→ **EXERCISE OBJECTIVE**
Gather from the material every line that contains the string "group".
────
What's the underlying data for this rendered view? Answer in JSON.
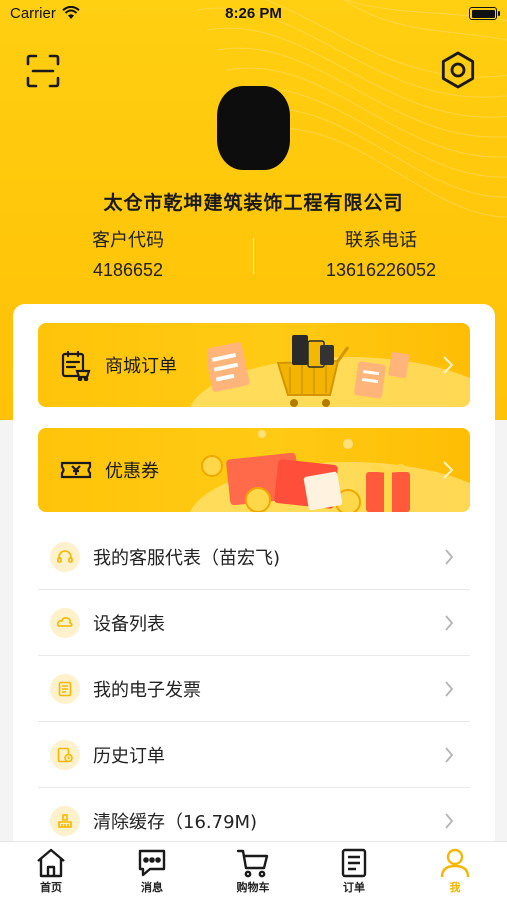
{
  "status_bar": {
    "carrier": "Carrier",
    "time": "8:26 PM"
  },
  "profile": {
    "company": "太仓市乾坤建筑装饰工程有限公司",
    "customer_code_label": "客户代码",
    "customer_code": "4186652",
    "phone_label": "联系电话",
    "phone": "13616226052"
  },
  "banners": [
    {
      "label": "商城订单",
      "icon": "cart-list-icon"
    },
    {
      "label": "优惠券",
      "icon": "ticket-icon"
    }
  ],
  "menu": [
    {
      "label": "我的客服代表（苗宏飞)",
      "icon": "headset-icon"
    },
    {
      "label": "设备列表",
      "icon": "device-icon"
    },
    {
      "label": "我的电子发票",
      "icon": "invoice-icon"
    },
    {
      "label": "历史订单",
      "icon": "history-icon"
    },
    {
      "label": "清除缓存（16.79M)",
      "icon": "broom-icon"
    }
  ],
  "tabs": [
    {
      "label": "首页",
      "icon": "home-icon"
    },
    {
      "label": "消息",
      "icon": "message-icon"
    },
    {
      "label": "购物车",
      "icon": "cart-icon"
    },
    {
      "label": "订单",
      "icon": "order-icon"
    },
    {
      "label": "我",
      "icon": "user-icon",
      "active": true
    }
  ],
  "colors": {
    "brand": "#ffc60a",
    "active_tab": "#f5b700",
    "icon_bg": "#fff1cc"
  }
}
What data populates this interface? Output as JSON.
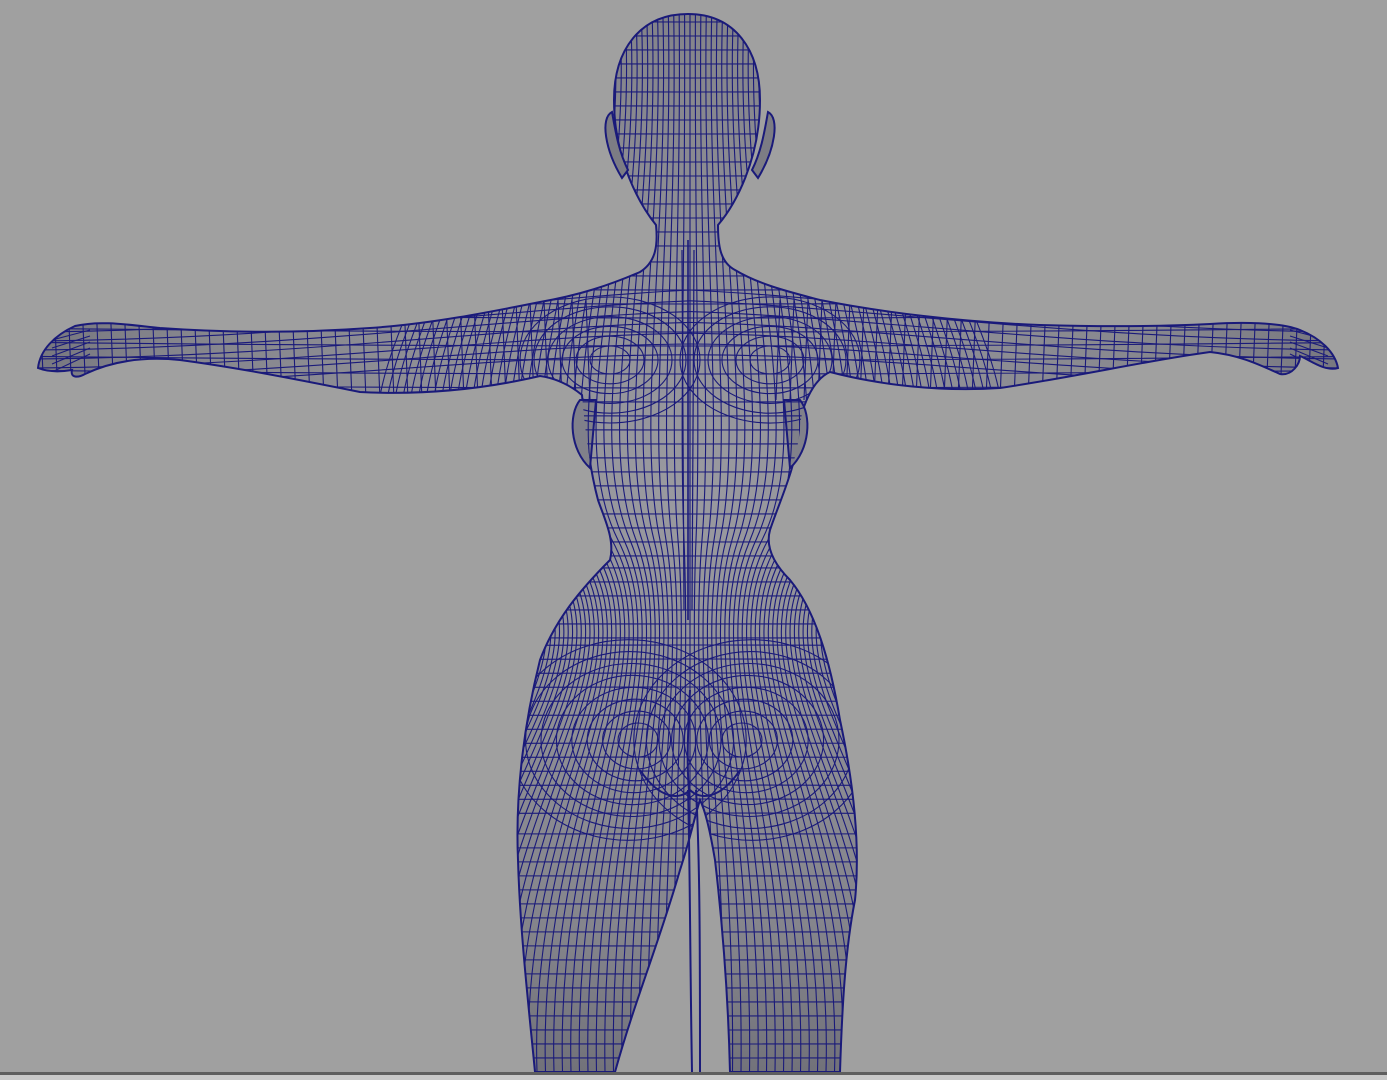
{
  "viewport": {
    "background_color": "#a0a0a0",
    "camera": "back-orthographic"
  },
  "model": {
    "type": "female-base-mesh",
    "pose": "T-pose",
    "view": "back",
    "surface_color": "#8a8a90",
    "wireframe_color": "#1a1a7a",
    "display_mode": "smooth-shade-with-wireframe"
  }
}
────
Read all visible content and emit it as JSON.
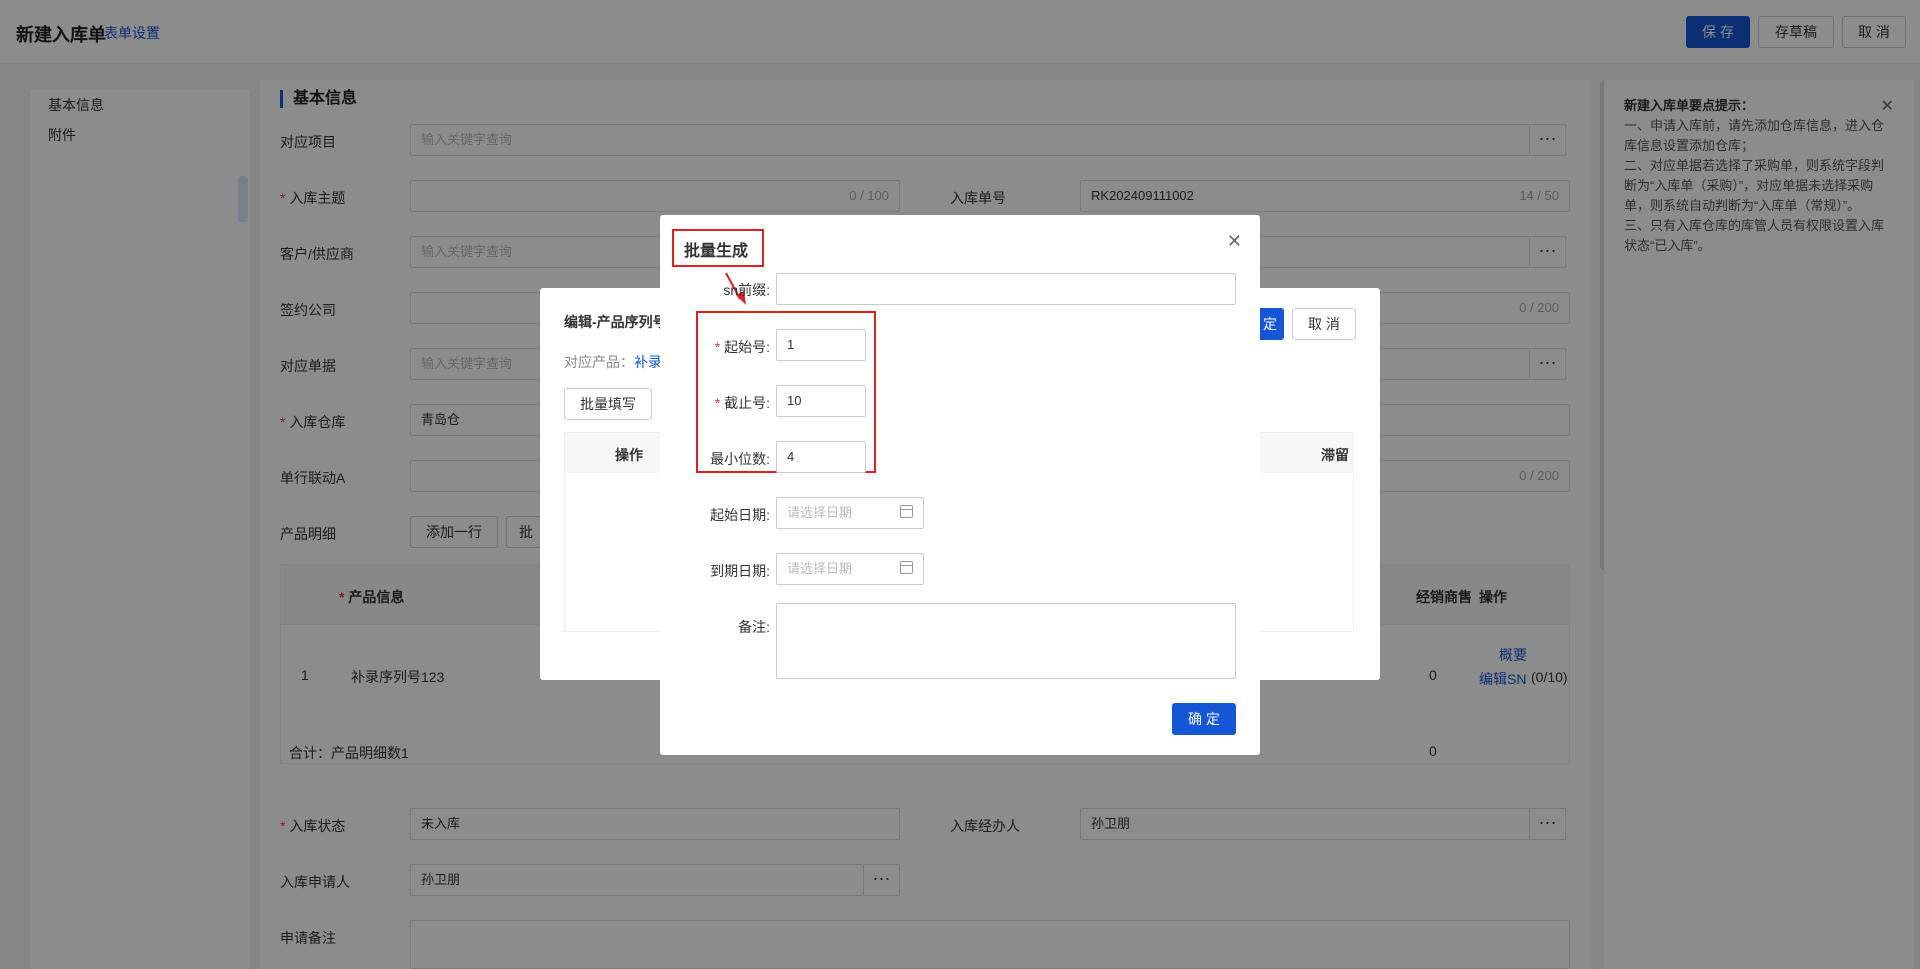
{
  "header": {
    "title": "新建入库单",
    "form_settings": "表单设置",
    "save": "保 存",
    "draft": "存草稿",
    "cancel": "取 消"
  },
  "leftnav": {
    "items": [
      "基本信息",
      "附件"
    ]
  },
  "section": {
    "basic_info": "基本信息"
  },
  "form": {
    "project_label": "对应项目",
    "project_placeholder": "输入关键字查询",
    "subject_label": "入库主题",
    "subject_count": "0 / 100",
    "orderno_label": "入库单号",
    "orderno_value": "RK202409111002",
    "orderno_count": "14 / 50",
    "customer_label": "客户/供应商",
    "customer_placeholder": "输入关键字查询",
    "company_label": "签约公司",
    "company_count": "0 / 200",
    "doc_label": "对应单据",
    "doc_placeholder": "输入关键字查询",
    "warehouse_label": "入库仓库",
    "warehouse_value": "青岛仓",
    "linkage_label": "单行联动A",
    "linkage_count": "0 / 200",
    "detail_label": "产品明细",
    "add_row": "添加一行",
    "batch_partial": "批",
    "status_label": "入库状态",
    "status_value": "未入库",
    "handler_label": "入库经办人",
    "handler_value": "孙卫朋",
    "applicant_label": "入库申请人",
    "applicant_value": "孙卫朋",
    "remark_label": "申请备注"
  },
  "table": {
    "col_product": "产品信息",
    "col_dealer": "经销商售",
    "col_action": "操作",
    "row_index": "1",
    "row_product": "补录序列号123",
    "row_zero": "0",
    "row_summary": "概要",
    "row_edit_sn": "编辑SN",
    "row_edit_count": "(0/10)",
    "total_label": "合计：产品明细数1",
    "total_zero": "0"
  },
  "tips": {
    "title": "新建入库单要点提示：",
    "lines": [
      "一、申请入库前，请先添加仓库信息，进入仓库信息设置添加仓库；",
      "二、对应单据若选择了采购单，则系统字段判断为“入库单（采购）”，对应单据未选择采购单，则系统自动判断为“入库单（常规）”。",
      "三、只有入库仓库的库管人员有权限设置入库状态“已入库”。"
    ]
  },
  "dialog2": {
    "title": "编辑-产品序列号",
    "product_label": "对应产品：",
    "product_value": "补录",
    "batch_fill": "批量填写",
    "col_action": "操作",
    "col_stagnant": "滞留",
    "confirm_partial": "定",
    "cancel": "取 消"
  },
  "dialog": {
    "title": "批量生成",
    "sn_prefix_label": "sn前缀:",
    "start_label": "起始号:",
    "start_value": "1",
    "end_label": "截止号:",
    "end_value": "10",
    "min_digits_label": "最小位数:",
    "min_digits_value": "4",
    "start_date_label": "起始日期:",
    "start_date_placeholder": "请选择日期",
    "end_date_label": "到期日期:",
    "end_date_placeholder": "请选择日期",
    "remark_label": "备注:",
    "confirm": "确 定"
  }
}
────
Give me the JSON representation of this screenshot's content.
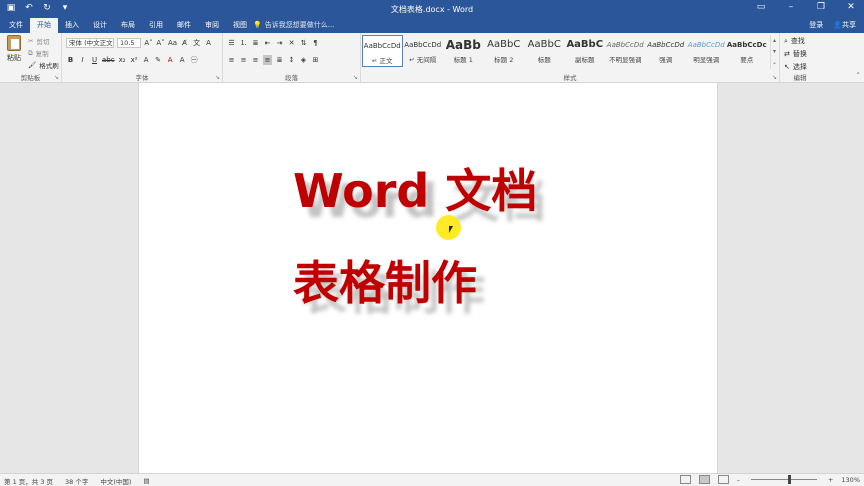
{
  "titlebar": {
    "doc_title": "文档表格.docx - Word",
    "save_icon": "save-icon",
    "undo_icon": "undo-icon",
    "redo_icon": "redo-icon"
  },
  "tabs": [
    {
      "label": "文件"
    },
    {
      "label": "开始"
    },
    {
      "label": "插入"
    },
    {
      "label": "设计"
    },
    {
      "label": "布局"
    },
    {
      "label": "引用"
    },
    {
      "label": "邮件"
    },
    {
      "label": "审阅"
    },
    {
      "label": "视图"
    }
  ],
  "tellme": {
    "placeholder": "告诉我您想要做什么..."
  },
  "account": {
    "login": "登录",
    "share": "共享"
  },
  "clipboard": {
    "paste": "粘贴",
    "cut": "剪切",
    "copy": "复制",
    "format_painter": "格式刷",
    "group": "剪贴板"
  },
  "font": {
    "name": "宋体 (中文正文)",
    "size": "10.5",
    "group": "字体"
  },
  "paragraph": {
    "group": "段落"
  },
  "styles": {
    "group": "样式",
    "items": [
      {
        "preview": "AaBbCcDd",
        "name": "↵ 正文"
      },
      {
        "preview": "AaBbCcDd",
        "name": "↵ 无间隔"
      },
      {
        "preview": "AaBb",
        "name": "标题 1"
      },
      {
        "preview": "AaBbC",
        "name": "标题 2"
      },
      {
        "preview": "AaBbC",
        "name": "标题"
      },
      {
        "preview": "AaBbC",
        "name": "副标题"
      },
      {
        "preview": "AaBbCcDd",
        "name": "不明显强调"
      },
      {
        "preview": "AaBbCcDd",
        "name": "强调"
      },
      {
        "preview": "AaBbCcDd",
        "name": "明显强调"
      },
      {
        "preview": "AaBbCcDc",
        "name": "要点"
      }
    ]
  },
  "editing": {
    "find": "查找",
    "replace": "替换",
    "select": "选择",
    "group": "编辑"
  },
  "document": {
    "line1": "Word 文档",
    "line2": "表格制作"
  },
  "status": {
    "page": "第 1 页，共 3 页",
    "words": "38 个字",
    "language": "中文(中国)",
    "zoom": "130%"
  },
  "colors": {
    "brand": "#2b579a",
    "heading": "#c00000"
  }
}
────
→ **REPLY TO THE TASK**
    "group": "剪贴板"
    "group": "字体"
    "group": "段落"
    "group": "样式",
    "group": "编辑"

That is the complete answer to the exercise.